— BEGIN —

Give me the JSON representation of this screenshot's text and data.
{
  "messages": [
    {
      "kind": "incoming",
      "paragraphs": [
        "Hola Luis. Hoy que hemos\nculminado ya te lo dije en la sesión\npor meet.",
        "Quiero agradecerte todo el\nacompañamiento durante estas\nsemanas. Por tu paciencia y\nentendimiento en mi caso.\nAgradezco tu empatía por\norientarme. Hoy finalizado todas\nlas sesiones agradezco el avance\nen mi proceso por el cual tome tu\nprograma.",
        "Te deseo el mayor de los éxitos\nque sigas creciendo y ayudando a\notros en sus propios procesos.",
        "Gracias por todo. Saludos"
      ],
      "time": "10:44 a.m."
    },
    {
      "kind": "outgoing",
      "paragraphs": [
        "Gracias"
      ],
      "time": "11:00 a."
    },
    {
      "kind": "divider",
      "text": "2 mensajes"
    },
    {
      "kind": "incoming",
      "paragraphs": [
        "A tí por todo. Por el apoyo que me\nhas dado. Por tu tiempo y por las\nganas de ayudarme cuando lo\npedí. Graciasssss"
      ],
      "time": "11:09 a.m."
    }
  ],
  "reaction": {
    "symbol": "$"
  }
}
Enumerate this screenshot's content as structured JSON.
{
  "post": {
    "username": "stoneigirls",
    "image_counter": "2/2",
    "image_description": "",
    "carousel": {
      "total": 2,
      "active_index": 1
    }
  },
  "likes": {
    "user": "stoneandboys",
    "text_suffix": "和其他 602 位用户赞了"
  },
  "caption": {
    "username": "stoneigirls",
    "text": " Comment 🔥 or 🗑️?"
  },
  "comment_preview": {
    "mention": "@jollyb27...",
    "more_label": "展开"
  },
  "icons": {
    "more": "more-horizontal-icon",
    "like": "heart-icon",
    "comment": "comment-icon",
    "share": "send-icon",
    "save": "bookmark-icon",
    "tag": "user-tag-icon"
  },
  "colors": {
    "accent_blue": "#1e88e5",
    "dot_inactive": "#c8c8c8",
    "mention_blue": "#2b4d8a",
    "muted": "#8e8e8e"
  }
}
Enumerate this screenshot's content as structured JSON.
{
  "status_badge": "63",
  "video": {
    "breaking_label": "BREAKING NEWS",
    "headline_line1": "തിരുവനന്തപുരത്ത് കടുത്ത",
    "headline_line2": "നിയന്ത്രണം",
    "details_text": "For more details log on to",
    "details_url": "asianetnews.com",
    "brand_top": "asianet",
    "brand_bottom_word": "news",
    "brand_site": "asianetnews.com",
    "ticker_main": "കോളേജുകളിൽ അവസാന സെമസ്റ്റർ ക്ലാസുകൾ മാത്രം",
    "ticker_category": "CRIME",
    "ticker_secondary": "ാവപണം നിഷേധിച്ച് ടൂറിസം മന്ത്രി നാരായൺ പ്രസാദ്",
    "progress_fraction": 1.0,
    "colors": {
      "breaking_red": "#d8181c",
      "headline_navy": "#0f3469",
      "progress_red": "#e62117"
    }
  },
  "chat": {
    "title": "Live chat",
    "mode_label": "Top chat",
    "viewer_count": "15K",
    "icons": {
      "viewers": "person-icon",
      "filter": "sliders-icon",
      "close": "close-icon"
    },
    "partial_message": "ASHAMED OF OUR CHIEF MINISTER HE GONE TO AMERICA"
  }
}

— END —

### YOUR GOAL
Give an exact copy of all the data shown above.

### TASK OUTPUT
Give me the JSON representation of this screenshot's text and data.
{
  "messages": [
    {
      "kind": "incoming",
      "paragraphs": [
        "Hola Luis. Hoy que hemos\nculminado ya te lo dije en la sesión\npor meet.",
        "Quiero agradecerte todo el\nacompañamiento durante estas\nsemanas. Por tu paciencia y\nentendimiento en mi caso.\nAgradezco tu empatía por\norientarme. Hoy finalizado todas\nlas sesiones agradezco el avance\nen mi proceso por el cual tome tu\nprograma.",
        "Te deseo el mayor de los éxitos\nque sigas creciendo y ayudando a\notros en sus propios procesos.",
        "Gracias por todo. Saludos"
      ],
      "time": "10:44 a.m."
    },
    {
      "kind": "outgoing",
      "paragraphs": [
        "Gracias"
      ],
      "time": "11:00 a."
    },
    {
      "kind": "divider",
      "text": "2 mensajes"
    },
    {
      "kind": "incoming",
      "paragraphs": [
        "A tí por todo. Por el apoyo que me\nhas dado. Por tu tiempo y por las\nganas de ayudarme cuando lo\npedí. Graciasssss"
      ],
      "time": "11:09 a.m."
    }
  ],
  "reaction": {
    "symbol": "$"
  }
}
Enumerate this screenshot's content as structured JSON.
{
  "post": {
    "username": "stoneigirls",
    "image_counter": "2/2",
    "image_description": "",
    "carousel": {
      "total": 2,
      "active_index": 1
    }
  },
  "likes": {
    "user": "stoneandboys",
    "text_suffix": "和其他 602 位用户赞了"
  },
  "caption": {
    "username": "stoneigirls",
    "text": " Comment 🔥 or 🗑️?"
  },
  "comment_preview": {
    "mention": "@jollyb27...",
    "more_label": "展开"
  },
  "icons": {
    "more": "more-horizontal-icon",
    "like": "heart-icon",
    "comment": "comment-icon",
    "share": "send-icon",
    "save": "bookmark-icon",
    "tag": "user-tag-icon"
  },
  "colors": {
    "accent_blue": "#1e88e5",
    "dot_inactive": "#c8c8c8",
    "mention_blue": "#2b4d8a",
    "muted": "#8e8e8e"
  }
}
Enumerate this screenshot's content as structured JSON.
{
  "status_badge": "63",
  "video": {
    "breaking_label": "BREAKING NEWS",
    "headline_line1": "തിരുവനന്തപുരത്ത് കടുത്ത",
    "headline_line2": "നിയന്ത്രണം",
    "details_text": "For more details log on to",
    "details_url": "asianetnews.com",
    "brand_top": "asianet",
    "brand_bottom_word": "news",
    "brand_site": "asianetnews.com",
    "ticker_main": "കോളേജുകളിൽ അവസാന സെമസ്റ്റർ ക്ലാസുകൾ മാത്രം",
    "ticker_category": "CRIME",
    "ticker_secondary": "ാവപണം നിഷേധിച്ച് ടൂറിസം മന്ത്രി നാരായൺ പ്രസാദ്",
    "progress_fraction": 1.0,
    "colors": {
      "breaking_red": "#d8181c",
      "headline_navy": "#0f3469",
      "progress_red": "#e62117"
    }
  },
  "chat": {
    "title": "Live chat",
    "mode_label": "Top chat",
    "viewer_count": "15K",
    "icons": {
      "viewers": "person-icon",
      "filter": "sliders-icon",
      "close": "close-icon"
    },
    "partial_message": "ASHAMED OF OUR CHIEF MINISTER HE GONE TO AMERICA"
  }
}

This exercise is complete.